*Excerpt provided*
__________
The first lot is the large, paved main area with the restrooms, a few picnic tables, and the lifeguard towers. The facilities are basic but real for a wild beach, and there are no chair or umbrella rentals, so whatever you carry in is what you've got.
Here's the part most older guides get wrong, so use the current numbers: for nonresidents it's $5 per person to enter plus $10 per vehicle to park, per Hawaii State Parks. Hawaii residents enter free with a local ID. Plenty of blog posts still say "$5 to park" - that was the old single fee, and it has since split into the per person plus per vehicle structure the busy Maui state parks now use.
The gate is open 5:00am to 7:00pm daily, extended to 7:45pm in summer (roughly May through July) to cover the later sunsets. Don't get caught inside at closing - they lock the lots, and a car shut in overnight is a bad end to a good beach day.
__________
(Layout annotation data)
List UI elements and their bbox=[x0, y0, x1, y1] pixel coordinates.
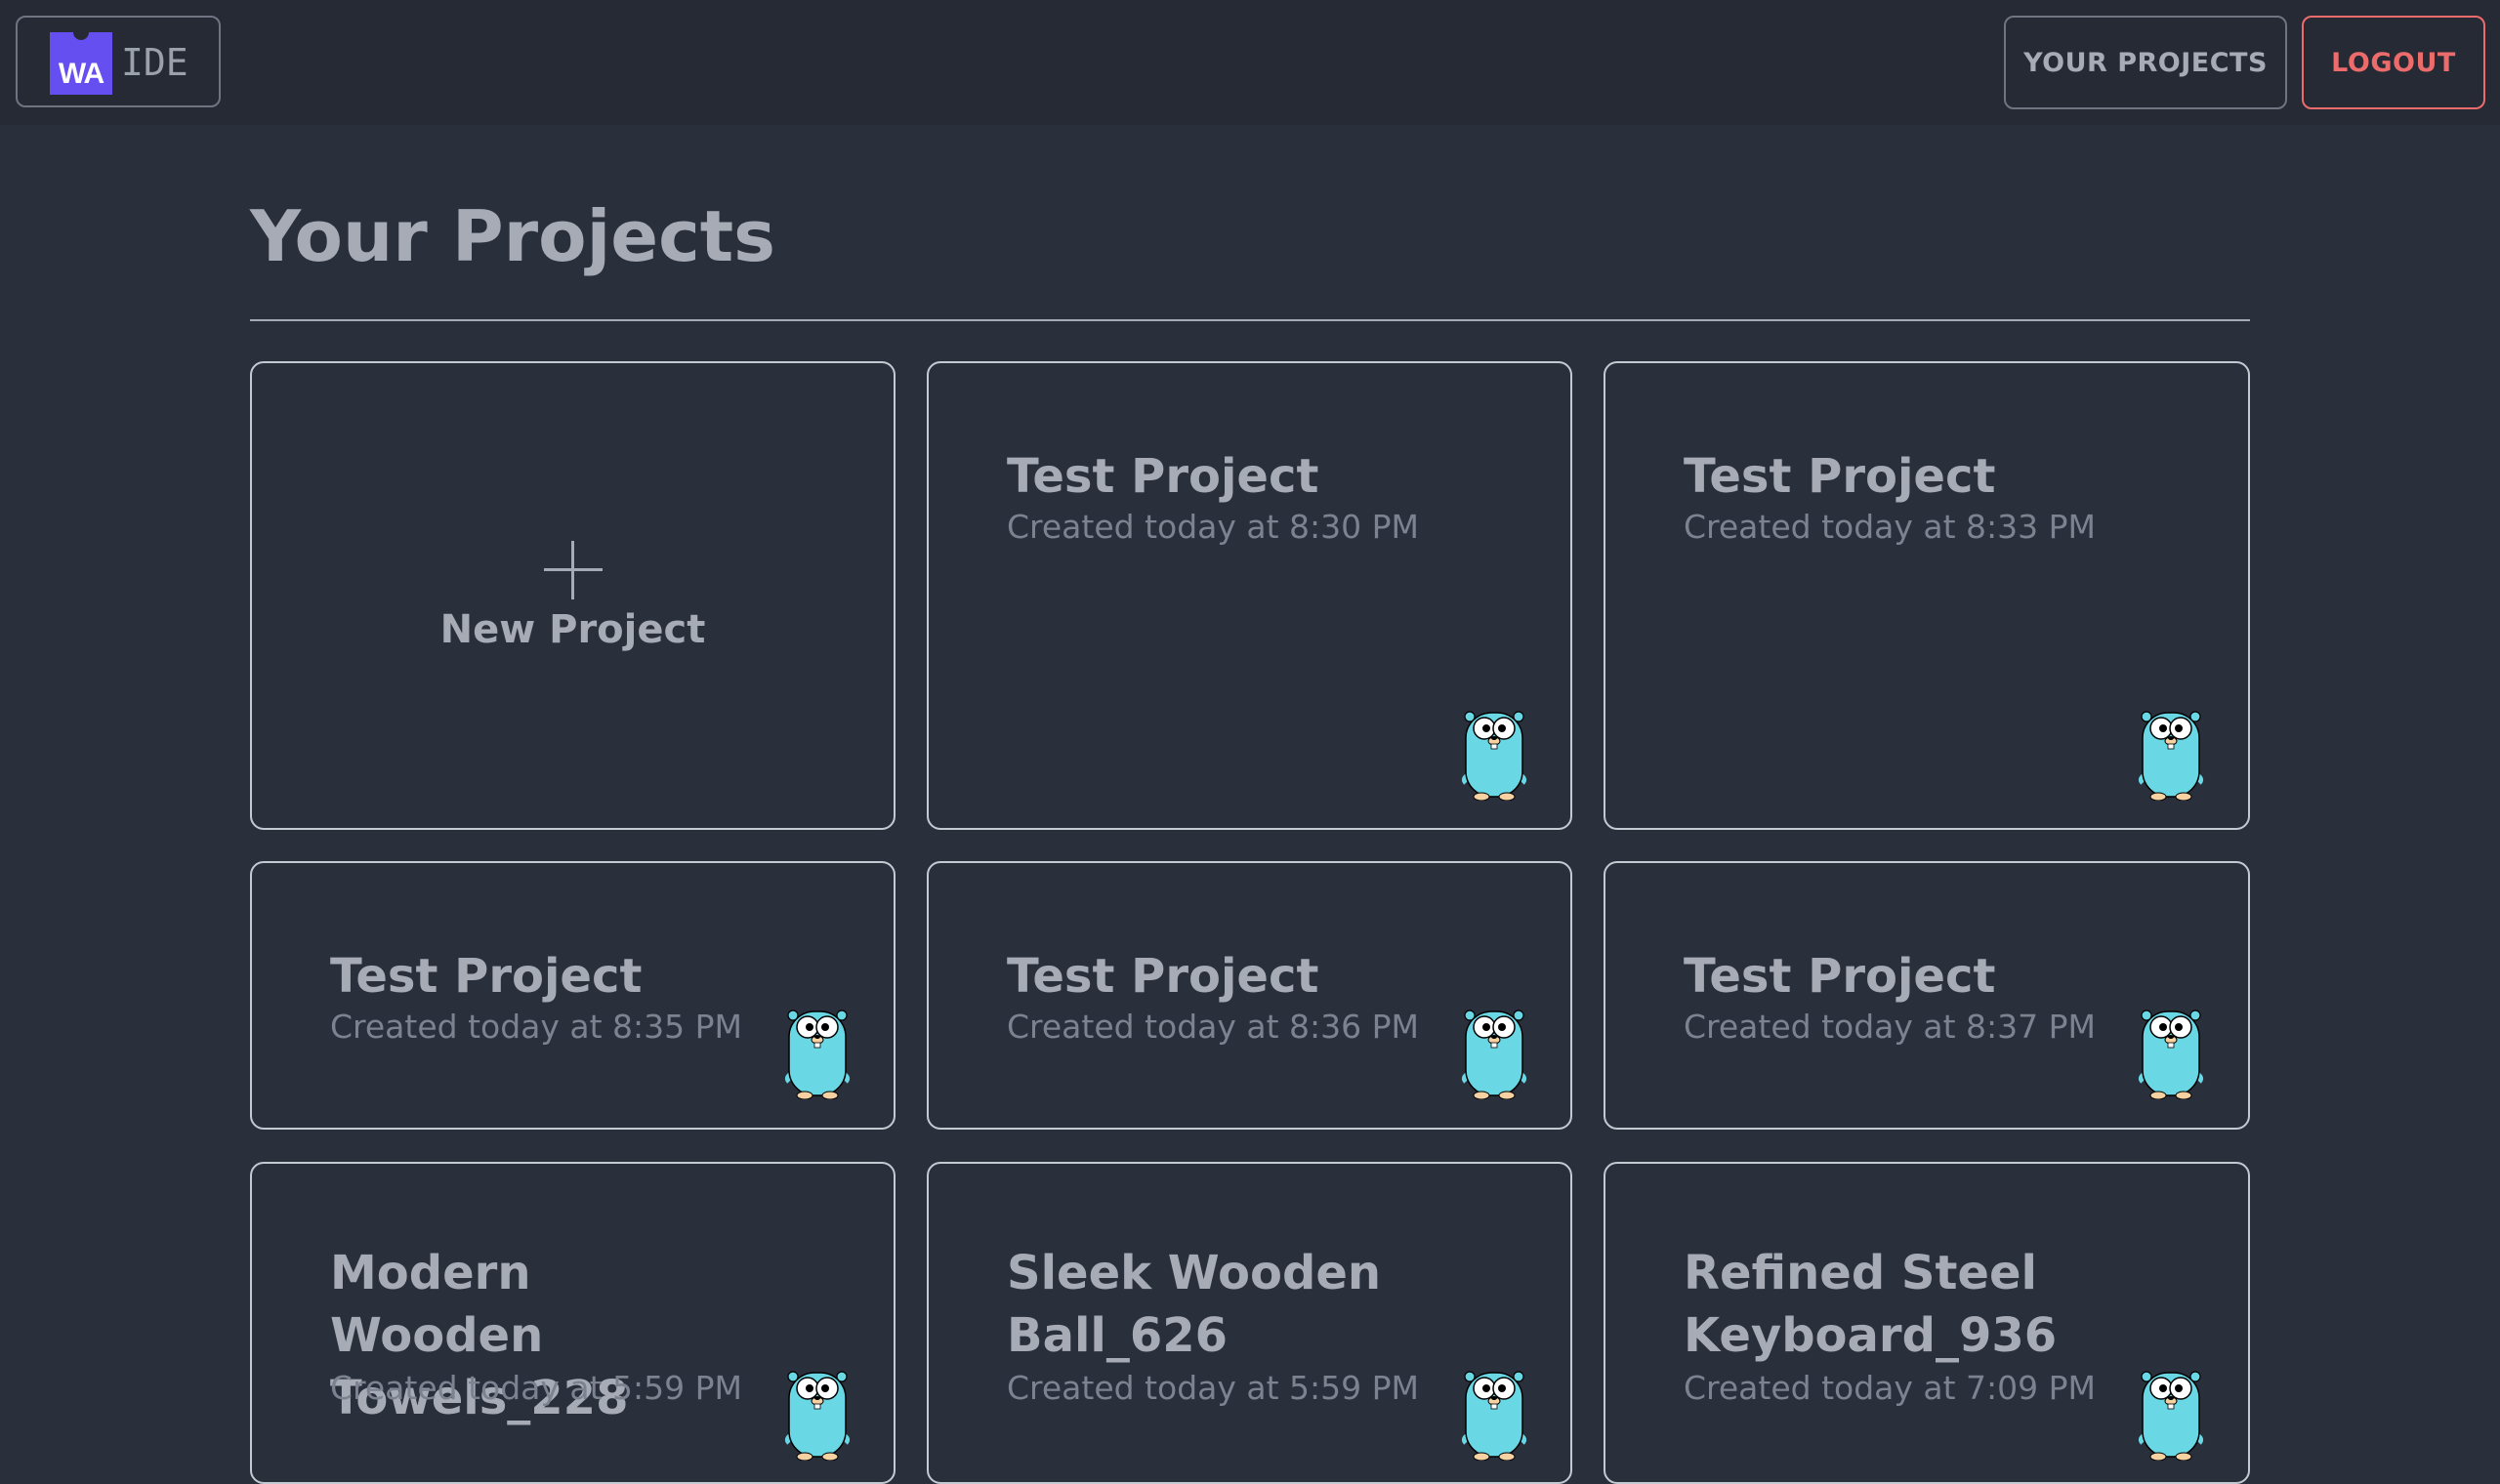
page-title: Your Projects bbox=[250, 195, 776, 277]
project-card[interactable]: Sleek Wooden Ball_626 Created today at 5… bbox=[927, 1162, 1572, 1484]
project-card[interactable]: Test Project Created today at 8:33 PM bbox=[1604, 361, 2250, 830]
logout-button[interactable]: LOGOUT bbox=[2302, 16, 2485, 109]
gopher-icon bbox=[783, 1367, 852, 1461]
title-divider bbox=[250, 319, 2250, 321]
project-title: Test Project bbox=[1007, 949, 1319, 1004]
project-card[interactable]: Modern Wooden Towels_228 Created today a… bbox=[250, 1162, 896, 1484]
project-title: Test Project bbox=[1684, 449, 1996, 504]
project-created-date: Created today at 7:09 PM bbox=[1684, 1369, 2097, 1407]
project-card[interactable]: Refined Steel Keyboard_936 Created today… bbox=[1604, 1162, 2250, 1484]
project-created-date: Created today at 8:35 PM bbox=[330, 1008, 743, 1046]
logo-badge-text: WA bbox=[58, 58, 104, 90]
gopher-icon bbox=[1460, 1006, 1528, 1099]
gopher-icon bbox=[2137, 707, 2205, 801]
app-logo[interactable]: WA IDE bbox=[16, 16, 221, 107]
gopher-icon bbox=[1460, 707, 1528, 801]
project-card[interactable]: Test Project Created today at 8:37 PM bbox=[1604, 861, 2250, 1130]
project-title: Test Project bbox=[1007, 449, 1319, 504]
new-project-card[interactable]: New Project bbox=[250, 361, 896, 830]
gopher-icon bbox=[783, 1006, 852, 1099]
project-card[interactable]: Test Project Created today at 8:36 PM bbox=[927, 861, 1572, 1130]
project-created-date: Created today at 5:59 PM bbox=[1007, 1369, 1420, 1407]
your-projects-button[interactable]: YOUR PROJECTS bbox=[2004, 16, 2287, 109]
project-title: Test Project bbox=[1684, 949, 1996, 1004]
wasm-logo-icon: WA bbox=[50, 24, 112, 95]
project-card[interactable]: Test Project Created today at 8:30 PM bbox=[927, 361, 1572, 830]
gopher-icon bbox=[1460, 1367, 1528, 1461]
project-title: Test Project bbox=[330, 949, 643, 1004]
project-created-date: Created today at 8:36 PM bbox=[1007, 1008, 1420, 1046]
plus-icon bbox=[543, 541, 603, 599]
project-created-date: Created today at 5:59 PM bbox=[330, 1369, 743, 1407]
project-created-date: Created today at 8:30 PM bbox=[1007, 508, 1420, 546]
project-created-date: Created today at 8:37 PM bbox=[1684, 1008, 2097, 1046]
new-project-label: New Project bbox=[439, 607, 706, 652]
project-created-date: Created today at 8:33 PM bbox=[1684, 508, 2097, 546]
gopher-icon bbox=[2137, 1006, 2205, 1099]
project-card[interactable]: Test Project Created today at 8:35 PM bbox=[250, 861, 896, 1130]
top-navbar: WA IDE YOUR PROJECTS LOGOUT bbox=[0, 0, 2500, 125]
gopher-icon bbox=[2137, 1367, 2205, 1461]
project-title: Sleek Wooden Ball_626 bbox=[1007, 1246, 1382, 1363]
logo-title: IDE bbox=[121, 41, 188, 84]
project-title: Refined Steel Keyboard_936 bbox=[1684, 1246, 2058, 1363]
__________
*Task list*
a) Can you return, word for word, the stretch of the beach park passage starting with "Here's the part" and going on through "good beach day."?
b) Could you take the beach park passage further, picking up right after its final sentence?
The rows stand apart from the beach park passage as separate material.

*Results of the exercise*
a)
Here's the part most older guides get wrong, so use the current numbers: for nonresidents it's $5 per person to enter plus $10 per vehicle to park, per Hawaii State Parks. Hawaii residents enter free with a local ID. Plenty of blog posts still say "$5 to park" - that was the old single fee, and it has since split into the per person plus per vehicle structure the busy Maui state parks now use.
The gate is open 5:00am to 7:00pm daily, extended to 7:45pm in summer (roughly May through July) to cover the later sunsets. Don't get caught inside at closing - they lock the lots, and a car shut in overnight is a bad end to a good beach day.

b)
The move: Arrive before 10am for a paved space, or use the third entrance roadside parking later. Cost: $5 per person + $10 per vehicle, nonresidents. Note: Bring a little cash for the food trucks - Jawz Tacos and friends usually post up by the lot.
The three Big Beach lots, in order
- 1First entrance
The main paved lot
Closest to the lifeguards, restrooms, and food trucks - and the first to fill, usually full by mid-morning on a nice day.
- 2Second entrance
The southern paved lot
A short walk down the sand, usually holds spaces a little longer. Same $5 per person and $10 per vehicle for non-residents.
- 3Third entrance
Roadside, to the south
Shoulder parking along Makena Alanui for the south end of the beach - the move when the lots are full. Don't block the road.
- 4Timing
Morning, and not on Sunday
Come before 10am for a paved space and calmer water. Sunday is the busiest day of the week, locals and visitors both.
05
Little Beach: what is over the rocks
The cove on the far side of Puu Olai is Little Beach, a small clothing optional beach reached by a short rock scramble from the north end of Big Beach. You climb a worn path over the lava shoulder of the cinder cone - a few minutes, a little hands on in spots, not a hike - and drop down to a sheltered pocket of sand that's calmer than Big Beach and a fraction of the size.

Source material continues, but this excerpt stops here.